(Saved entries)
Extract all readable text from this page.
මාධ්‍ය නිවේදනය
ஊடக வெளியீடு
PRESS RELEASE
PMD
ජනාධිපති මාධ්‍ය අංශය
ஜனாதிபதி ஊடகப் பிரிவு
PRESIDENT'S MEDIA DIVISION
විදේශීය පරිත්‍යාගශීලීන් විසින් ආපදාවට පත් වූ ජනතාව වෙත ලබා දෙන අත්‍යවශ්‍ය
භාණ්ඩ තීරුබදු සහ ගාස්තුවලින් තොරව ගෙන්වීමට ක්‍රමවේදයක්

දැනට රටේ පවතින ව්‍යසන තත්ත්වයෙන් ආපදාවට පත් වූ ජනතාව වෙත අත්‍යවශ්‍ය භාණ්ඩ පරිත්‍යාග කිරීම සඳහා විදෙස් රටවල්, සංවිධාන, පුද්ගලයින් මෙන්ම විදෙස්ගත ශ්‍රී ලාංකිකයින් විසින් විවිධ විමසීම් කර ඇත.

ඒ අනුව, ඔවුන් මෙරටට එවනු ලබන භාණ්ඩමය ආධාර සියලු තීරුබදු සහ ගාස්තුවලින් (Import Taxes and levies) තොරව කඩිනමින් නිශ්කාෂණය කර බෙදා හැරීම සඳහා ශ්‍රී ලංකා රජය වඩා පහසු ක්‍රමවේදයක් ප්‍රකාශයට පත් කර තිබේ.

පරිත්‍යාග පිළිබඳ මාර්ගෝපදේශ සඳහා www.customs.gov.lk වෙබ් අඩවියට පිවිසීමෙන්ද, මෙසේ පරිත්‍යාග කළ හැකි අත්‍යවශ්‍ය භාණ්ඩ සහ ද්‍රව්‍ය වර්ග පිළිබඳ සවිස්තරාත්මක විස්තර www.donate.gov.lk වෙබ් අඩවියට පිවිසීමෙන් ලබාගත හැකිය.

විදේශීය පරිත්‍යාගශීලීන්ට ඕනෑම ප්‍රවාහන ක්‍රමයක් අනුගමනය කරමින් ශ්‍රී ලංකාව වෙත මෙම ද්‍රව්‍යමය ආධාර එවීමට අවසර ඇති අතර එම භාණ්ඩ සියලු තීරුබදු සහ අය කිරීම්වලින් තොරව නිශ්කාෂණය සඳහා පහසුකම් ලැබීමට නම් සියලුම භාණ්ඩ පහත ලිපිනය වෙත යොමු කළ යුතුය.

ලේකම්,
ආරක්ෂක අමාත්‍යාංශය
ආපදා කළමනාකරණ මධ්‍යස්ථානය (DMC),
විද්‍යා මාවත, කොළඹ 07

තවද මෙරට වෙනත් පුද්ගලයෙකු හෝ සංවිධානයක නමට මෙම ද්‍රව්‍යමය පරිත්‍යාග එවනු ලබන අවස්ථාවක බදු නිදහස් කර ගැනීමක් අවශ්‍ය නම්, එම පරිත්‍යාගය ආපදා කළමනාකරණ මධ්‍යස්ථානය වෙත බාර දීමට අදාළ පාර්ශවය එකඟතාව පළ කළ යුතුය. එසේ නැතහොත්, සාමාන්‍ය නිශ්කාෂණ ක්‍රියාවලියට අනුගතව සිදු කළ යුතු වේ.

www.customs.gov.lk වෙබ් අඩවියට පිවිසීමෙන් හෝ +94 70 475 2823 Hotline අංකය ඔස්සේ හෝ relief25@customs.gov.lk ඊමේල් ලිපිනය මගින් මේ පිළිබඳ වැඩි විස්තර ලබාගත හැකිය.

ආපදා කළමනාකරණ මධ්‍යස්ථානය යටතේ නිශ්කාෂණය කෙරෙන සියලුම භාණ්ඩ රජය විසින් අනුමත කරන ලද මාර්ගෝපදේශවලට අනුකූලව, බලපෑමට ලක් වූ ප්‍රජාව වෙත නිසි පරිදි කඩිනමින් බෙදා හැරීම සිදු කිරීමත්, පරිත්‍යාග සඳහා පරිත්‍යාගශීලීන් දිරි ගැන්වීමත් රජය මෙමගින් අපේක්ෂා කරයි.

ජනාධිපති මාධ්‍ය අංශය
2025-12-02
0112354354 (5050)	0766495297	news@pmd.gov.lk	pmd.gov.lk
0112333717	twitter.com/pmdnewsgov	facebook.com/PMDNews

- **PROMPT**:
Quote every entry exactly.

- **ANSWER TO THE EXERCISE**:
Extract all readable text from this page.
මාධ්‍ය නිවේදනය
ஊடக வெளியீடு
PRESS RELEASE
PMD
ජනාධිපති මාධ්‍ය අංශය
ஜனாதிபதி ஊடகப் பிரிவு
PRESIDENT'S MEDIA DIVISION
විදේශීය පරිත්‍යාගශීලීන් විසින් ආපදාවට පත් වූ ජනතාව වෙත ලබා දෙන අත්‍යවශ්‍ය
භාණ්ඩ තීරුබදු සහ ගාස්තුවලින් තොරව ගෙන්වීමට ක්‍රමවේදයක්

දැනට රටේ පවතින ව්‍යසන තත්ත්වයෙන් ආපදාවට පත් වූ ජනතාව වෙත අත්‍යවශ්‍ය භාණ්ඩ පරිත්‍යාග කිරීම සඳහා විදෙස් රටවල්, සංවිධාන, පුද්ගලයින් මෙන්ම විදෙස්ගත ශ්‍රී ලාංකිකයින් විසින් විවිධ විමසීම් කර ඇත.

ඒ අනුව, ඔවුන් මෙරටට එවනු ලබන භාණ්ඩමය ආධාර සියලු තීරුබදු සහ ගාස්තුවලින් (Import Taxes and levies) තොරව කඩිනමින් නිශ්කාෂණය කර බෙදා හැරීම සඳහා ශ්‍රී ලංකා රජය වඩා පහසු ක්‍රමවේදයක් ප්‍රකාශයට පත් කර තිබේ.

පරිත්‍යාග පිළිබඳ මාර්ගෝපදේශ සඳහා www.customs.gov.lk වෙබ් අඩවියට පිවිසීමෙන්ද, මෙසේ පරිත්‍යාග කළ හැකි අත්‍යවශ්‍ය භාණ්ඩ සහ ද්‍රව්‍ය වර්ග පිළිබඳ සවිස්තරාත්මක විස්තර www.donate.gov.lk වෙබ් අඩවියට පිවිසීමෙන් ලබාගත හැකිය.

විදේශීය පරිත්‍යාගශීලීන්ට ඕනෑම ප්‍රවාහන ක්‍රමයක් අනුගමනය කරමින් ශ්‍රී ලංකාව වෙත මෙම ද්‍රව්‍යමය ආධාර එවීමට අවසර ඇති අතර එම භාණ්ඩ සියලු තීරුබදු සහ අය කිරීම්වලින් තොරව නිශ්කාෂණය සඳහා පහසුකම් ලැබීමට නම් සියලුම භාණ්ඩ පහත ලිපිනය වෙත යොමු කළ යුතුය.

ලේකම්,
ආරක්ෂක අමාත්‍යාංශය
ආපදා කළමනාකරණ මධ්‍යස්ථානය (DMC),
විද්‍යා මාවත, කොළඹ 07

තවද මෙරට වෙනත් පුද්ගලයෙකු හෝ සංවිධානයක නමට මෙම ද්‍රව්‍යමය පරිත්‍යාග එවනු ලබන අවස්ථාවක බදු නිදහස් කර ගැනීමක් අවශ්‍ය නම්, එම පරිත්‍යාගය ආපදා කළමනාකරණ මධ්‍යස්ථානය වෙත බාර දීමට අදාළ පාර්ශවය එකඟතාව පළ කළ යුතුය. එසේ නැතහොත්, සාමාන්‍ය නිශ්කාෂණ ක්‍රියාවලියට අනුගතව සිදු කළ යුතු වේ.

www.customs.gov.lk වෙබ් අඩවියට පිවිසීමෙන් හෝ +94 70 475 2823 Hotline අංකය ඔස්සේ හෝ relief25@customs.gov.lk ඊමේල් ලිපිනය මගින් මේ පිළිබඳ වැඩි විස්තර ලබාගත හැකිය.

ආපදා කළමනාකරණ මධ්‍යස්ථානය යටතේ නිශ්කාෂණය කෙරෙන සියලුම භාණ්ඩ රජය විසින් අනුමත කරන ලද මාර්ගෝපදේශවලට අනුකූලව, බලපෑමට ලක් වූ ප්‍රජාව වෙත නිසි පරිදි කඩිනමින් බෙදා හැරීම සිදු කිරීමත්, පරිත්‍යාග සඳහා පරිත්‍යාගශීලීන් දිරි ගැන්වීමත් රජය මෙමගින් අපේක්ෂා කරයි.

ජනාධිපති මාධ්‍ය අංශය
2025-12-02
0112354354 (5050)	0766495297	news@pmd.gov.lk	pmd.gov.lk
0112333717	twitter.com/pmdnewsgov	facebook.com/PMDNews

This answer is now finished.